● **WHAT IS NEEDED**: Reproduce all of the material exactly as shown.

● **MATERIAL SUPPLIED**:
□ □ □

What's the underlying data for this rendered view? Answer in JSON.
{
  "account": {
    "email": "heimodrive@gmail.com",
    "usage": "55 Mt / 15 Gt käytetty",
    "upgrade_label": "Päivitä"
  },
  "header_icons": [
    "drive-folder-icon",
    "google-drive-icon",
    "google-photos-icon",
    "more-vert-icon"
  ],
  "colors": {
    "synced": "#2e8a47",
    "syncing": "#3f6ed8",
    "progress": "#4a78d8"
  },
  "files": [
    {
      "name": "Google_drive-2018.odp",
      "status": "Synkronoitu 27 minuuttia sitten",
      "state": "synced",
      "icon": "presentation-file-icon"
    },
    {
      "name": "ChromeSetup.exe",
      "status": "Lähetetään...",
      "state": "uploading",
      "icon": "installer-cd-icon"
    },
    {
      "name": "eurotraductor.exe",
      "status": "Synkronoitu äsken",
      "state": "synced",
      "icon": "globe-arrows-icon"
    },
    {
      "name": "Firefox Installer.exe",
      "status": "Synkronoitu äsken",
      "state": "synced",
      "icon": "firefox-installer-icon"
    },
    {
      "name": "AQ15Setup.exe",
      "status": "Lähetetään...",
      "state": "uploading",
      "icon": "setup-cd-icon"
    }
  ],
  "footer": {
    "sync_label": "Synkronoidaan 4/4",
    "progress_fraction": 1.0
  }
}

□ □ □

● **THE COMPLETED TASK**:
What's the underlying data for this rendered view? Answer in JSON.
{
  "account": {
    "email": "heimodrive@gmail.com",
    "usage": "55 Mt / 15 Gt käytetty",
    "upgrade_label": "Päivitä"
  },
  "header_icons": [
    "drive-folder-icon",
    "google-drive-icon",
    "google-photos-icon",
    "more-vert-icon"
  ],
  "colors": {
    "synced": "#2e8a47",
    "syncing": "#3f6ed8",
    "progress": "#4a78d8"
  },
  "files": [
    {
      "name": "Google_drive-2018.odp",
      "status": "Synkronoitu 27 minuuttia sitten",
      "state": "synced",
      "icon": "presentation-file-icon"
    },
    {
      "name": "ChromeSetup.exe",
      "status": "Lähetetään...",
      "state": "uploading",
      "icon": "installer-cd-icon"
    },
    {
      "name": "eurotraductor.exe",
      "status": "Synkronoitu äsken",
      "state": "synced",
      "icon": "globe-arrows-icon"
    },
    {
      "name": "Firefox Installer.exe",
      "status": "Synkronoitu äsken",
      "state": "synced",
      "icon": "firefox-installer-icon"
    },
    {
      "name": "AQ15Setup.exe",
      "status": "Lähetetään...",
      "state": "uploading",
      "icon": "setup-cd-icon"
    }
  ],
  "footer": {
    "sync_label": "Synkronoidaan 4/4",
    "progress_fraction": 1.0
  }
}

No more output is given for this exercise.